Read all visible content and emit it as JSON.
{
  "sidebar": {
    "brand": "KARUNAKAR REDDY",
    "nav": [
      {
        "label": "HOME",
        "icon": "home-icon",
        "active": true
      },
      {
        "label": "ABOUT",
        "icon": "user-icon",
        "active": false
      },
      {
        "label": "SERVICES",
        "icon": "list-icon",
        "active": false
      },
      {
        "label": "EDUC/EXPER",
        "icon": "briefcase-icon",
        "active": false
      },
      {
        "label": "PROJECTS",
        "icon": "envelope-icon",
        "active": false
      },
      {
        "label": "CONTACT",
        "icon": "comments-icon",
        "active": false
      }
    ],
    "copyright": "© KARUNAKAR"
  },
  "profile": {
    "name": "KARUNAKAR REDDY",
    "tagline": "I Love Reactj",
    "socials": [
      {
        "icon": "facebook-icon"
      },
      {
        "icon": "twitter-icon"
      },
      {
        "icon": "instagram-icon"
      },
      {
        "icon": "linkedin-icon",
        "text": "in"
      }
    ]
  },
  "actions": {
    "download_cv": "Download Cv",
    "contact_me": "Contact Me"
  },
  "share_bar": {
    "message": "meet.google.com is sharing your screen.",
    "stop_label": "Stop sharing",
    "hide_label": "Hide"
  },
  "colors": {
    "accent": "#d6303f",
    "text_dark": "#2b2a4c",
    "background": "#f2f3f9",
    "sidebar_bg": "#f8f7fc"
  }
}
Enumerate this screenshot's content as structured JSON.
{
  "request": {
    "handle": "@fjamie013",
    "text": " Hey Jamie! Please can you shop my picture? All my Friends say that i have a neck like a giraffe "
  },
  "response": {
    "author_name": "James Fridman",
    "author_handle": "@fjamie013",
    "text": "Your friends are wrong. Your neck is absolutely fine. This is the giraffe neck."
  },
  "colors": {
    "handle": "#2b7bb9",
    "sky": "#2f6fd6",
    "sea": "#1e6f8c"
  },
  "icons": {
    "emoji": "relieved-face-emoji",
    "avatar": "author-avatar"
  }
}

_Problem_
Write each line above out exactly.

_Answer_
Read all visible content and emit it as JSON.
{
  "sidebar": {
    "brand": "KARUNAKAR REDDY",
    "nav": [
      {
        "label": "HOME",
        "icon": "home-icon",
        "active": true
      },
      {
        "label": "ABOUT",
        "icon": "user-icon",
        "active": false
      },
      {
        "label": "SERVICES",
        "icon": "list-icon",
        "active": false
      },
      {
        "label": "EDUC/EXPER",
        "icon": "briefcase-icon",
        "active": false
      },
      {
        "label": "PROJECTS",
        "icon": "envelope-icon",
        "active": false
      },
      {
        "label": "CONTACT",
        "icon": "comments-icon",
        "active": false
      }
    ],
    "copyright": "© KARUNAKAR"
  },
  "profile": {
    "name": "KARUNAKAR REDDY",
    "tagline": "I Love Reactj",
    "socials": [
      {
        "icon": "facebook-icon"
      },
      {
        "icon": "twitter-icon"
      },
      {
        "icon": "instagram-icon"
      },
      {
        "icon": "linkedin-icon",
        "text": "in"
      }
    ]
  },
  "actions": {
    "download_cv": "Download Cv",
    "contact_me": "Contact Me"
  },
  "share_bar": {
    "message": "meet.google.com is sharing your screen.",
    "stop_label": "Stop sharing",
    "hide_label": "Hide"
  },
  "colors": {
    "accent": "#d6303f",
    "text_dark": "#2b2a4c",
    "background": "#f2f3f9",
    "sidebar_bg": "#f8f7fc"
  }
}
Enumerate this screenshot's content as structured JSON.
{
  "request": {
    "handle": "@fjamie013",
    "text": " Hey Jamie! Please can you shop my picture? All my Friends say that i have a neck like a giraffe "
  },
  "response": {
    "author_name": "James Fridman",
    "author_handle": "@fjamie013",
    "text": "Your friends are wrong. Your neck is absolutely fine. This is the giraffe neck."
  },
  "colors": {
    "handle": "#2b7bb9",
    "sky": "#2f6fd6",
    "sea": "#1e6f8c"
  },
  "icons": {
    "emoji": "relieved-face-emoji",
    "avatar": "author-avatar"
  }
}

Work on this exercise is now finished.